Every line that includes the word "this" is to be listed.
□ □ □ □ □ □ □
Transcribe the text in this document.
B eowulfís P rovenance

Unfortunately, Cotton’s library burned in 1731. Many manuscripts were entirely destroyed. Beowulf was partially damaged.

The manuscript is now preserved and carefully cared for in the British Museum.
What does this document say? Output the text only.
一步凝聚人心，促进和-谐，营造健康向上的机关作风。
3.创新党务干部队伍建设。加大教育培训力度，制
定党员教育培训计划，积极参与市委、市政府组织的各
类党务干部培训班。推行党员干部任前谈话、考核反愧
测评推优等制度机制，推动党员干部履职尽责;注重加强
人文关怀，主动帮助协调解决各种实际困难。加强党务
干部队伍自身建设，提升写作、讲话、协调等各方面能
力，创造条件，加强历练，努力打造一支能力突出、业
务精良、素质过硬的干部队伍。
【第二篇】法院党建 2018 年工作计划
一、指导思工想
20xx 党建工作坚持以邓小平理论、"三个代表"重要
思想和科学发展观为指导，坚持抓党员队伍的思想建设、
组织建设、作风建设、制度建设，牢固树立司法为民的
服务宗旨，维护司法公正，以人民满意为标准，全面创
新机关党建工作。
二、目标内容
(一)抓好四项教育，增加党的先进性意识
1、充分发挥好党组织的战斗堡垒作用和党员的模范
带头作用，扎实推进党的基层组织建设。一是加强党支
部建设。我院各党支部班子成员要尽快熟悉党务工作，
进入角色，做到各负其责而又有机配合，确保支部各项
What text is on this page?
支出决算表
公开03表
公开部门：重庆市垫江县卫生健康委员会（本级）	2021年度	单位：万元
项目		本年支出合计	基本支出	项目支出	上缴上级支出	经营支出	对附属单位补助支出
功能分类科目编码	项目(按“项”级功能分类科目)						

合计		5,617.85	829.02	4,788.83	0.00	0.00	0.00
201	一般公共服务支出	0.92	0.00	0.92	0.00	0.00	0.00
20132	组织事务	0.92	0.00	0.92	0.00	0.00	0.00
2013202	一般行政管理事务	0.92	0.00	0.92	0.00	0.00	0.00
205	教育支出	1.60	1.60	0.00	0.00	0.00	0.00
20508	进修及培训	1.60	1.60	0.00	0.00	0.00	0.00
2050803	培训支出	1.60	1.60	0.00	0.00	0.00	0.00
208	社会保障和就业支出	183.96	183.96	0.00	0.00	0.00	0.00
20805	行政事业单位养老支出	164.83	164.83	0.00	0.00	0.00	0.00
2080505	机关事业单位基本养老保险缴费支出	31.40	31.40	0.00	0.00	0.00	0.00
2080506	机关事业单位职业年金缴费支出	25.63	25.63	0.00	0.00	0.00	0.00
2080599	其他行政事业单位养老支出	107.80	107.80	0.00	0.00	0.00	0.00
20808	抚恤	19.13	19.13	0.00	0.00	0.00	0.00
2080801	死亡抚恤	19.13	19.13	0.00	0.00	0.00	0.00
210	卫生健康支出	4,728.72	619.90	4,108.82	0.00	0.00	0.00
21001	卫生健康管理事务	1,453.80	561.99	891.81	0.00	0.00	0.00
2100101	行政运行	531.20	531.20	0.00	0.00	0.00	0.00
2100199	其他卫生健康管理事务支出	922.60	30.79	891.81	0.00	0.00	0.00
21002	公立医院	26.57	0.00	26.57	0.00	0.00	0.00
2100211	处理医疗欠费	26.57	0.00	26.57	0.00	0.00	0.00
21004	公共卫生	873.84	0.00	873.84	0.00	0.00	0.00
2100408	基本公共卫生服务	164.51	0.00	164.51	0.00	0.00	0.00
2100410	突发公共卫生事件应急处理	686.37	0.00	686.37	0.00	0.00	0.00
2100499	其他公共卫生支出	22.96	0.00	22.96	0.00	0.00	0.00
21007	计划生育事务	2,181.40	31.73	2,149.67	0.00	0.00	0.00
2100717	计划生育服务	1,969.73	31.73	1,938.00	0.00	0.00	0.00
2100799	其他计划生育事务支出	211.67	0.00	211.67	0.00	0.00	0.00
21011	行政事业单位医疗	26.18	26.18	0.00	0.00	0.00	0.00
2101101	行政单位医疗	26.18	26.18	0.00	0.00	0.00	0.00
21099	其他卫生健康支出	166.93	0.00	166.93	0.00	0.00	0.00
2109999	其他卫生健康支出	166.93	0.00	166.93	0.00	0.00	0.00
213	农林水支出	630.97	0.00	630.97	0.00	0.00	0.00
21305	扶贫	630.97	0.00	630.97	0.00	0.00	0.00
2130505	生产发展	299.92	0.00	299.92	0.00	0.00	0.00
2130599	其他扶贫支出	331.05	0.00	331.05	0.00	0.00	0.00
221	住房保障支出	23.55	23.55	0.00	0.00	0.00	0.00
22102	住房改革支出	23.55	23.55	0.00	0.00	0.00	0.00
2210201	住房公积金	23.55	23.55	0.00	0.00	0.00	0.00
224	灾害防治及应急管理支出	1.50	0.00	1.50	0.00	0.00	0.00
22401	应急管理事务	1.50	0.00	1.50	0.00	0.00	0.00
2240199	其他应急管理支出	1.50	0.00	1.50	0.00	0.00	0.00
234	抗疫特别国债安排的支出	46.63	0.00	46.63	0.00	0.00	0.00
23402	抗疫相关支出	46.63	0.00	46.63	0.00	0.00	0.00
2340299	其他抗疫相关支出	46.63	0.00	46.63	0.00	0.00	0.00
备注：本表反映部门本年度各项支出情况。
□ □ □ □ □ □ □
*Reply to the exercise*
Transcribe the text in this document.
What does this document say? Output the text only.
What text is on this page?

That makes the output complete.